Problem to work on: Show, in full, each line of the data that contains "tipo".

* BEGIN Provided material *

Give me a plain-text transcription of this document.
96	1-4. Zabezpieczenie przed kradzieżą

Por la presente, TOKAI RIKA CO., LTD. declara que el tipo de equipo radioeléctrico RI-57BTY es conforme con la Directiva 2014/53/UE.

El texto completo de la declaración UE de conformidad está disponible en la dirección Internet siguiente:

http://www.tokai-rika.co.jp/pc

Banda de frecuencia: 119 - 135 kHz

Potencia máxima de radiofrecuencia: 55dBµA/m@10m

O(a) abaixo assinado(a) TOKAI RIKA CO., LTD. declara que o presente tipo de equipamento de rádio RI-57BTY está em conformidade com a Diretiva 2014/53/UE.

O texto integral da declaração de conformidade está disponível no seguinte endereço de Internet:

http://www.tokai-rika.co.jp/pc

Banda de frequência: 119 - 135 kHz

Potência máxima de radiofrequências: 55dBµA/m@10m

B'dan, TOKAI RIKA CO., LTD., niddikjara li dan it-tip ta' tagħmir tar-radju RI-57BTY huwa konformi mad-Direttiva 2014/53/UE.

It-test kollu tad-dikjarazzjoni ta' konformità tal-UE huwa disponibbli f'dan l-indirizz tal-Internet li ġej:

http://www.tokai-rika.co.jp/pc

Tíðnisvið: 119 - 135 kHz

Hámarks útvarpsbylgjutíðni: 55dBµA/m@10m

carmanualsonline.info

* END Provided material *
* BEGIN Provided material *

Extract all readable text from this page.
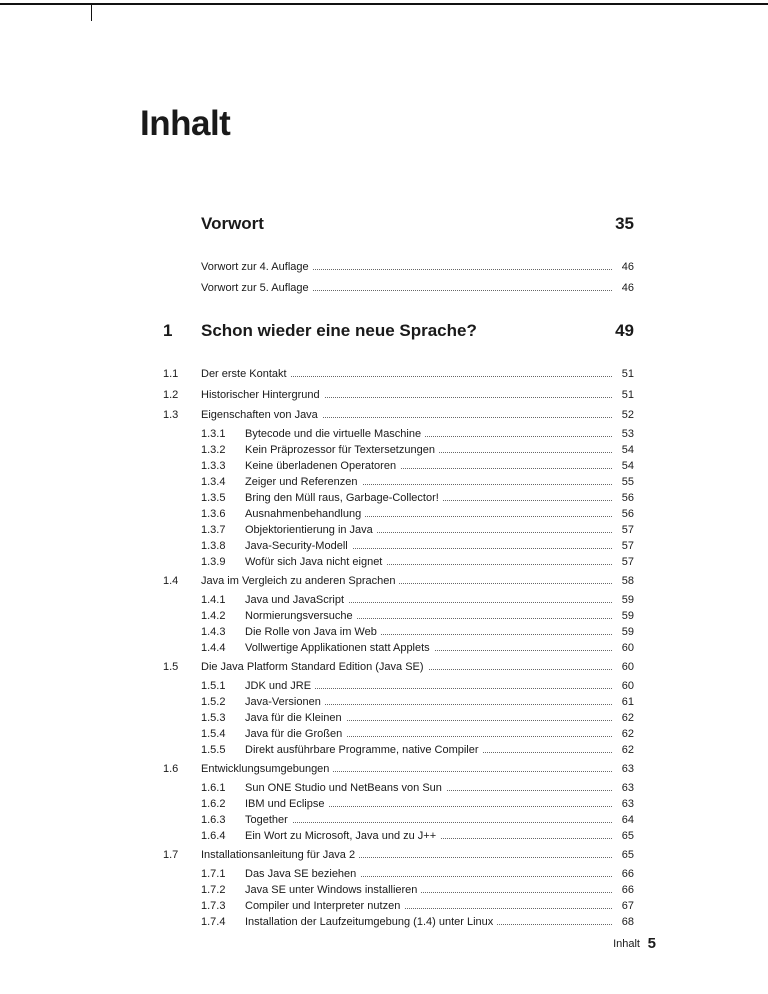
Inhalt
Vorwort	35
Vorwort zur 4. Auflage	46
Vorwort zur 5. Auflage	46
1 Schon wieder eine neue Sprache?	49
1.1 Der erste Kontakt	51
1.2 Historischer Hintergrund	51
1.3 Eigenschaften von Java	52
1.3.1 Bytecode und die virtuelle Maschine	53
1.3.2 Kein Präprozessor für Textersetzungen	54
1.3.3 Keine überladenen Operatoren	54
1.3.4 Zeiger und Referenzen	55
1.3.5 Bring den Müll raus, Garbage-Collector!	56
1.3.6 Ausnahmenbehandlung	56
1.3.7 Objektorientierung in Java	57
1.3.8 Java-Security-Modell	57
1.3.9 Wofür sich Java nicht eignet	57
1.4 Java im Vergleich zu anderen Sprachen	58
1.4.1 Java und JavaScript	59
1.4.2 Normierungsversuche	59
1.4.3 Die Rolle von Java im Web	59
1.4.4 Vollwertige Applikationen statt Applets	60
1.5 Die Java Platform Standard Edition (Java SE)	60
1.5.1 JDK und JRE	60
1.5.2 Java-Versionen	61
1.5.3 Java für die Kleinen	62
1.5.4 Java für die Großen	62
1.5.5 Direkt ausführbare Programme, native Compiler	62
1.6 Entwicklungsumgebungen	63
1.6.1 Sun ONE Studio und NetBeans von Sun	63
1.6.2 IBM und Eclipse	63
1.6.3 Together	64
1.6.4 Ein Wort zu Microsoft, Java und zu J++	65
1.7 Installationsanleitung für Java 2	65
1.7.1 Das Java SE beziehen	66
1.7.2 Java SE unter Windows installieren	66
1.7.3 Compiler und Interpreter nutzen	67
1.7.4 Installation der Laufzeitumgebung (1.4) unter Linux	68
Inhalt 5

* END Provided material *

Response to the task:
Por la presente, TOKAI RIKA CO., LTD. declara que el tipo de equipo radioeléctrico RI-57BTY es conforme con la Directiva 2014/53/UE.
O(a) abaixo assinado(a) TOKAI RIKA CO., LTD. declara que o presente tipo de equipamento de rádio RI-57BTY está em conformidade com a Diretiva 2014/53/UE.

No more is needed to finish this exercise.